Given request >>
Leave every picture out and write out the records below exactly.
--- BEGIN Given records ---
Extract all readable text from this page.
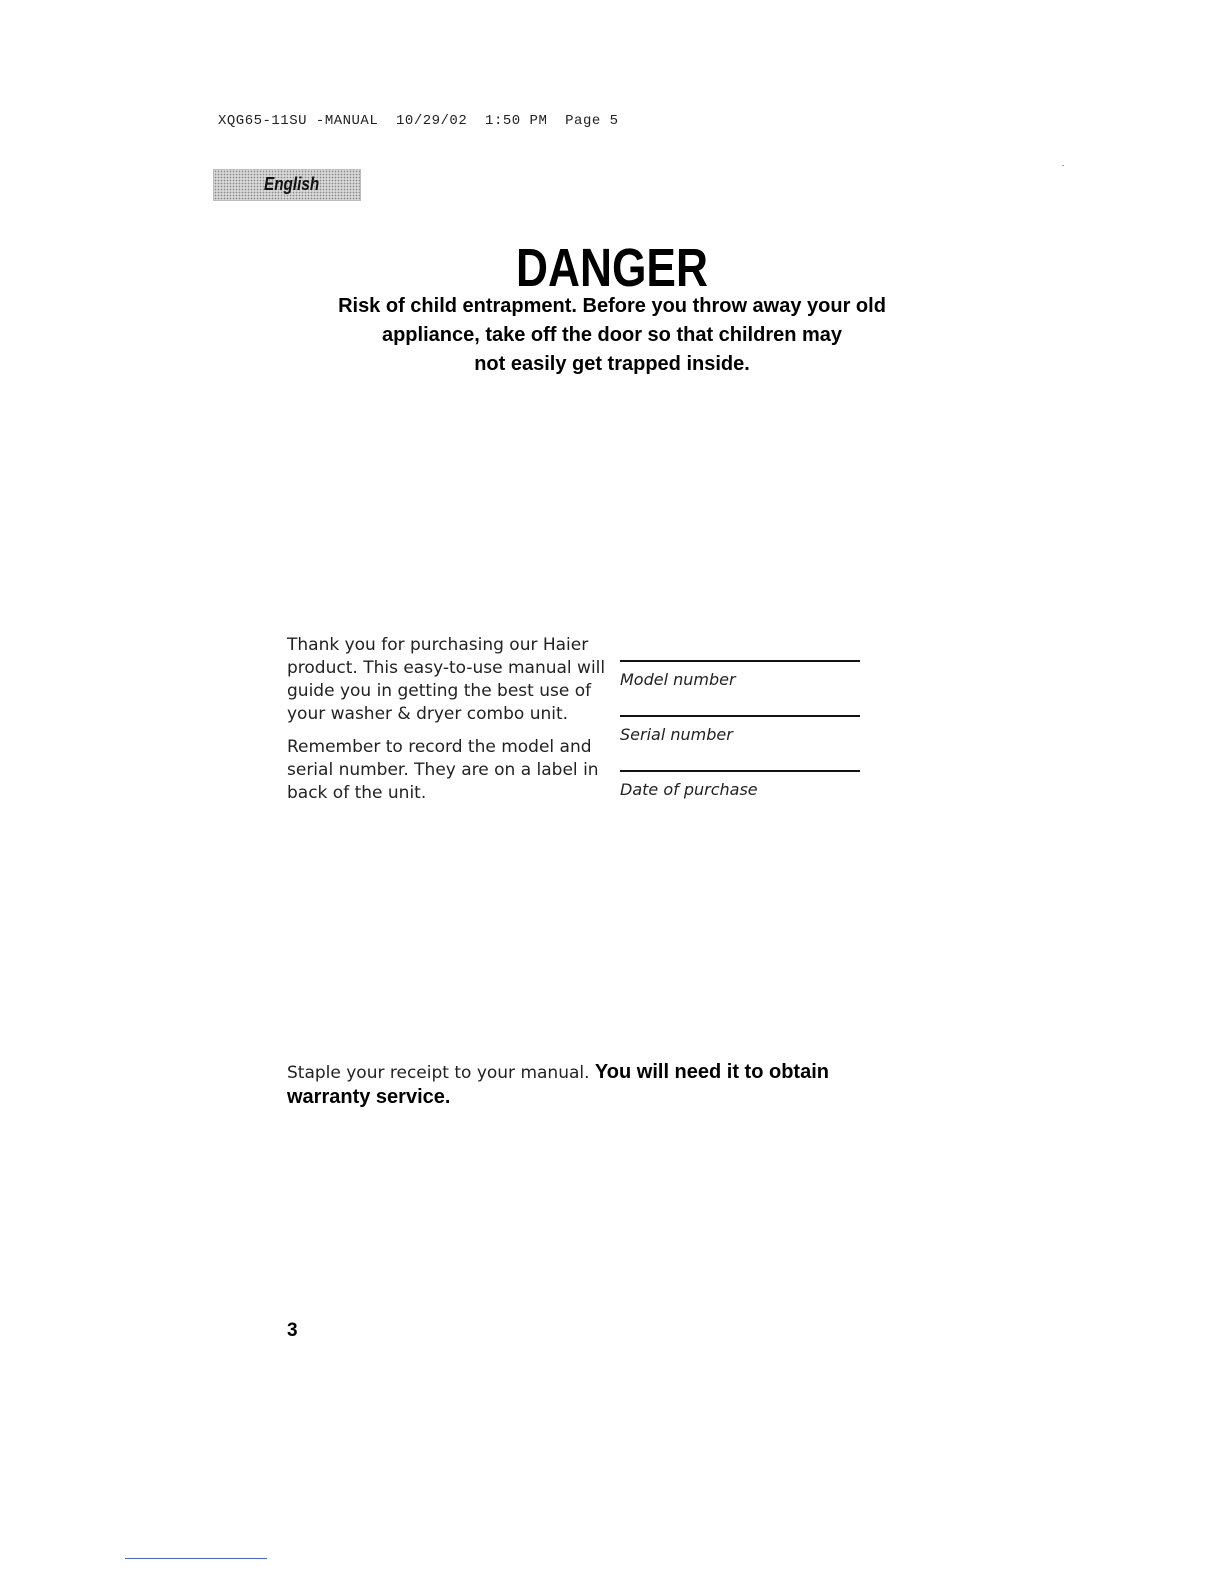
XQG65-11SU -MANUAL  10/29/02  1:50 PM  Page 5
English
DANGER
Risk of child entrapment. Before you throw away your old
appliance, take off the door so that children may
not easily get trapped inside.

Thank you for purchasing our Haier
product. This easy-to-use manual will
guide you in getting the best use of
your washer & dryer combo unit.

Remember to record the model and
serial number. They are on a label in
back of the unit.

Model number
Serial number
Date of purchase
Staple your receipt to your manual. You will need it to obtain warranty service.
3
--- END Given records ---
Solution to the problem >>
Extract all readable text from this page.
XQG65-11SU -MANUAL  10/29/02  1:50 PM  Page 5
English
DANGER
Risk of child entrapment. Before you throw away your old
appliance, take off the door so that children may
not easily get trapped inside.

Thank you for purchasing our Haier
product. This easy-to-use manual will
guide you in getting the best use of
your washer & dryer combo unit.

Remember to record the model and
serial number. They are on a label in
back of the unit.

Model number
Serial number
Date of purchase
Staple your receipt to your manual. You will need it to obtain warranty service.
3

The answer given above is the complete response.